_WHAT THE TASK REQUIRES:_ Only a number is wanted: how many lines in the records below contain "from"?

***** ENTRIES

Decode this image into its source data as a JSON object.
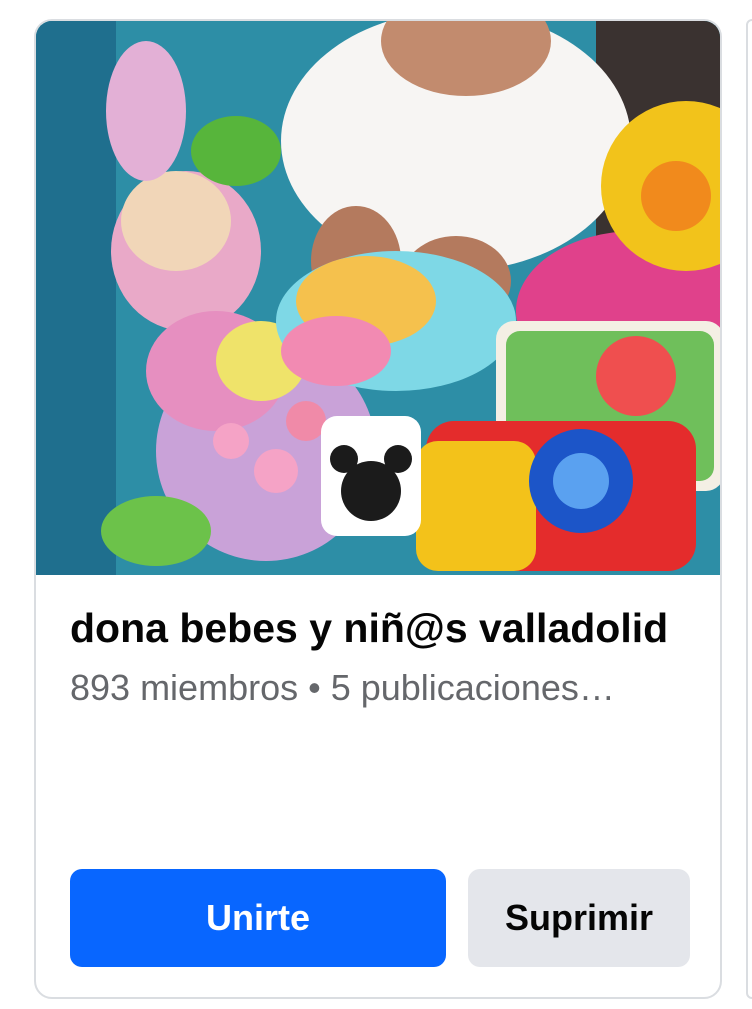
{
  "group": {
    "name": "dona bebes y niñ@s valladolid",
    "meta": "893 miembros • 5 publicaciones…",
    "photo_description": "group-cover-photo"
  },
  "actions": {
    "join_label": "Unirte",
    "remove_label": "Suprimir"
  },
  "colors": {
    "primary": "#0866ff",
    "secondary_bg": "#e4e6eb",
    "text": "#050505",
    "muted": "#65676b"
  }
}
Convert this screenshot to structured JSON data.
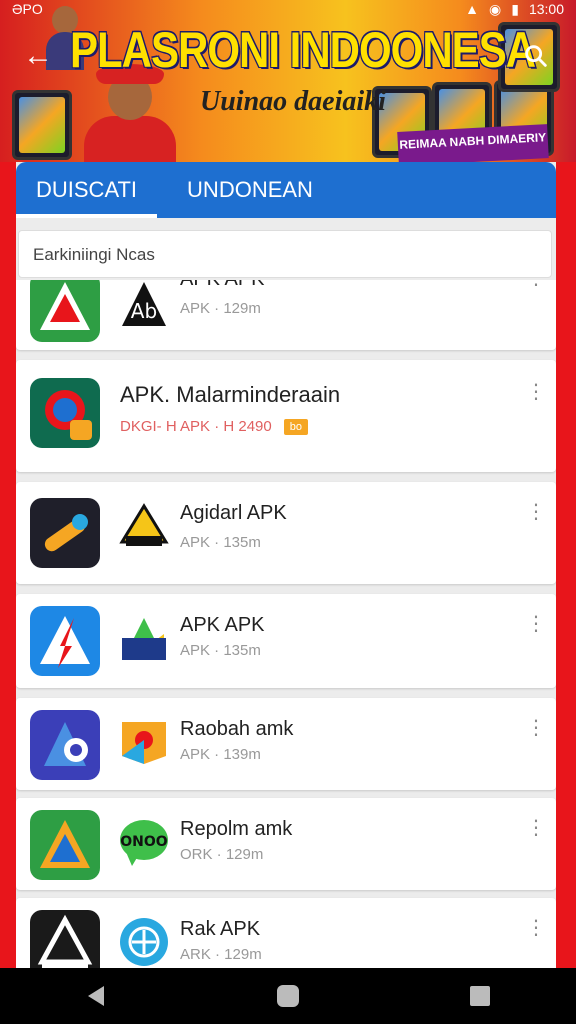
{
  "status_bar": {
    "carrier": "ƏPO",
    "time": "13:00"
  },
  "banner": {
    "title": "PLASRONI INDOONESA",
    "subtitle": "Uuinao daeiaiki",
    "badge": "REIMAA NABH DIMAERIY"
  },
  "tabs": [
    {
      "label": "DUISCATI"
    },
    {
      "label": "UNDONEAN"
    }
  ],
  "search": {
    "placeholder": "Earkiniingi Ncas"
  },
  "apps": [
    {
      "name": "APK APK",
      "meta": "APK · 129m",
      "icon1_color": "#2e9e44",
      "icon2_color": "#111111"
    },
    {
      "name": "APK. Malarminderaain",
      "meta": "DKGI- H APK · H 2490",
      "tag": "bo",
      "icon1_color": "#0f6b4f",
      "icon2_color": "#ffffff"
    },
    {
      "name": "Agidarl APK",
      "meta": "APK · 135m",
      "icon1_color": "#1f1f2a",
      "icon2_color": "#f5c518"
    },
    {
      "name": "APK APK",
      "meta": "APK · 135m",
      "icon1_color": "#1e88e5",
      "icon2_color": "#1e3a8a"
    },
    {
      "name": "Raobah amk",
      "meta": "APK · 139m",
      "icon1_color": "#3b3fb8",
      "icon2_color": "#f5a623"
    },
    {
      "name": "Repolm amk",
      "meta": "ORK · 129m",
      "icon1_color": "#2e9e44",
      "icon2_color": "#3fbf4a"
    },
    {
      "name": "Rak APK",
      "meta": "ARK · 129m",
      "icon1_color": "#1a1a1a",
      "icon2_color": "#29a8e0"
    }
  ],
  "nav": {
    "back": "back-icon",
    "home": "home-icon",
    "recents": "recents-icon"
  }
}
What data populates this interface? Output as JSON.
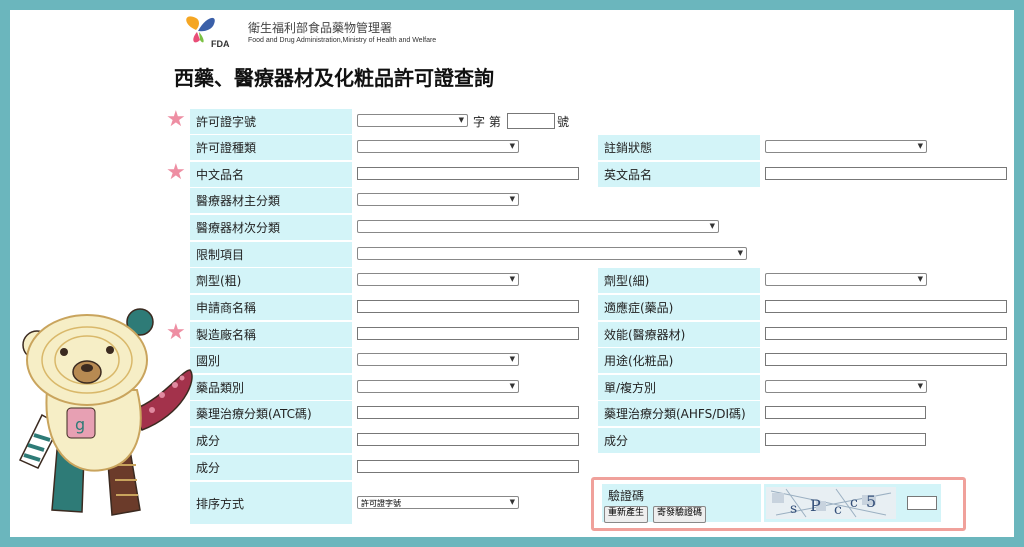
{
  "header": {
    "logo_abbr": "FDA",
    "agency_zh": "衛生福利部食品藥物管理署",
    "agency_en": "Food and Drug Administration,Ministry of Health and Welfare"
  },
  "page_title": "西藥、醫療器材及化粧品許可證查詢",
  "license_row": {
    "label": "許可證字號",
    "zi": "字 第",
    "hao": "號"
  },
  "rows": {
    "license_type": "許可證種類",
    "cancel_status": "註銷狀態",
    "chinese_name": "中文品名",
    "english_name": "英文品名",
    "device_main_category": "醫療器材主分類",
    "device_sub_category": "醫療器材次分類",
    "restriction": "限制項目",
    "dosage_form_coarse": "劑型(粗)",
    "dosage_form_fine": "劑型(細)",
    "applicant_name": "申請商名稱",
    "indication": "適應症(藥品)",
    "manufacturer_name": "製造廠名稱",
    "device_efficacy": "效能(醫療器材)",
    "country": "國別",
    "cosmetic_use": "用途(化粧品)",
    "drug_category": "藥品類別",
    "single_compound": "單/複方別",
    "atc_class": "藥理治療分類(ATC碼)",
    "ahfs_class": "藥理治療分類(AHFS/DI碼)",
    "ingredient_1": "成分",
    "ingredient_2": "成分",
    "ingredient_3": "成分",
    "sort_order": "排序方式"
  },
  "sort_select_value": "許可證字號",
  "captcha": {
    "label": "驗證碼",
    "regenerate_button": "重新產生",
    "send_button": "寄發驗證碼",
    "image_text": "sPcc5"
  },
  "colors": {
    "frame_border": "#6bb6bd",
    "label_bg": "#d3f4f8",
    "star": "#ee8ea3",
    "captcha_outline": "#f0a19b"
  },
  "icons": [
    "star-icon",
    "fda-butterfly-logo",
    "bear-mascot-illustration",
    "dropdown-caret-icon"
  ]
}
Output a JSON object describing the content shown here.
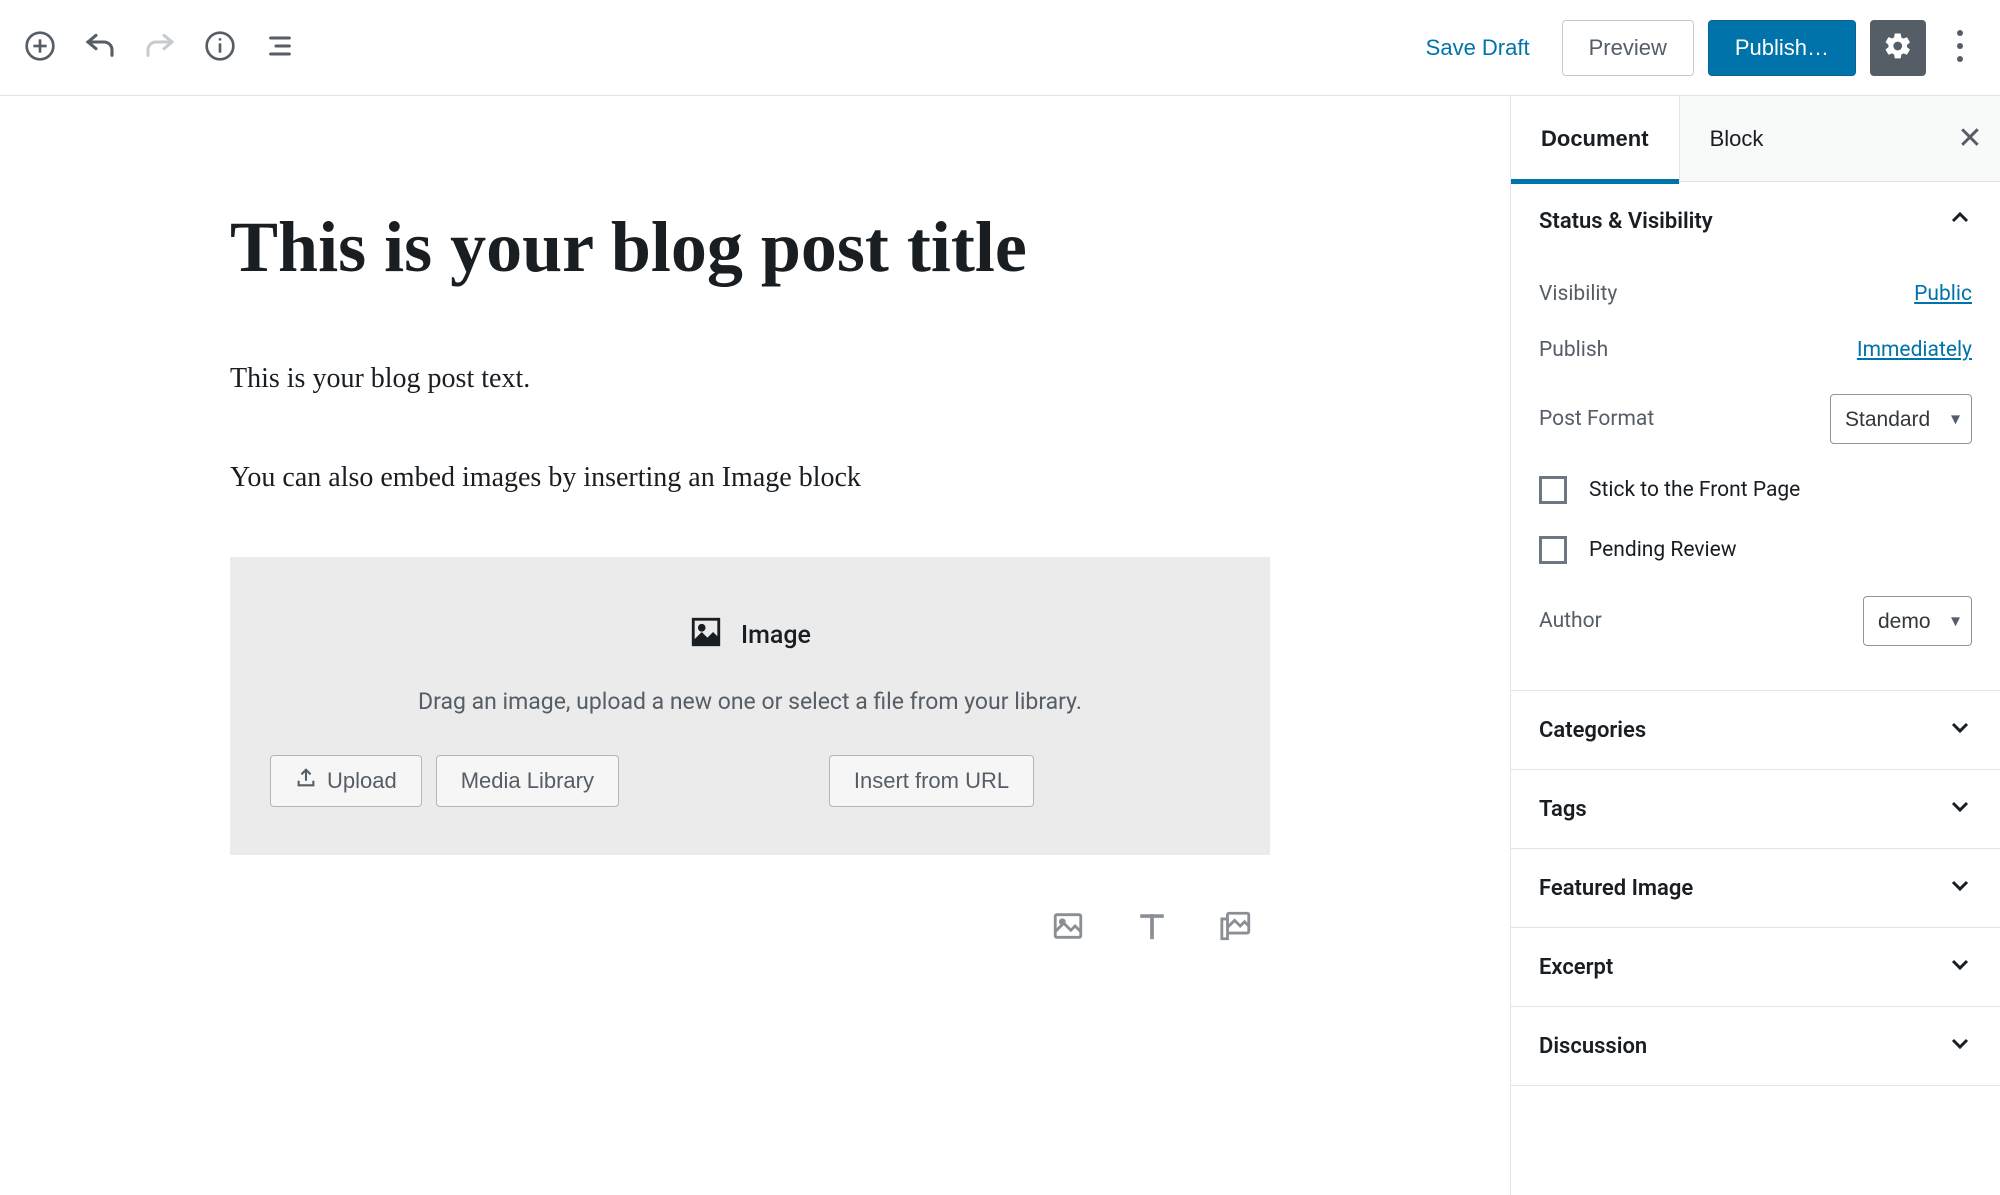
{
  "toolbar": {
    "save_draft": "Save Draft",
    "preview": "Preview",
    "publish": "Publish…"
  },
  "editor": {
    "title": "This is your blog post title",
    "para1": "This is your blog post text.",
    "para2": "You can also embed images by inserting an Image block",
    "image_block": {
      "label": "Image",
      "desc": "Drag an image, upload a new one or select a file from your library.",
      "upload": "Upload",
      "media_library": "Media Library",
      "insert_url": "Insert from URL"
    }
  },
  "sidebar": {
    "tabs": {
      "document": "Document",
      "block": "Block"
    },
    "status_visibility": {
      "heading": "Status & Visibility",
      "visibility_label": "Visibility",
      "visibility_value": "Public",
      "publish_label": "Publish",
      "publish_value": "Immediately",
      "post_format_label": "Post Format",
      "post_format_value": "Standard",
      "stick_front": "Stick to the Front Page",
      "pending_review": "Pending Review",
      "author_label": "Author",
      "author_value": "demo"
    },
    "panels": {
      "categories": "Categories",
      "tags": "Tags",
      "featured_image": "Featured Image",
      "excerpt": "Excerpt",
      "discussion": "Discussion"
    }
  }
}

**********

_ANSWER IN FULL:_ 2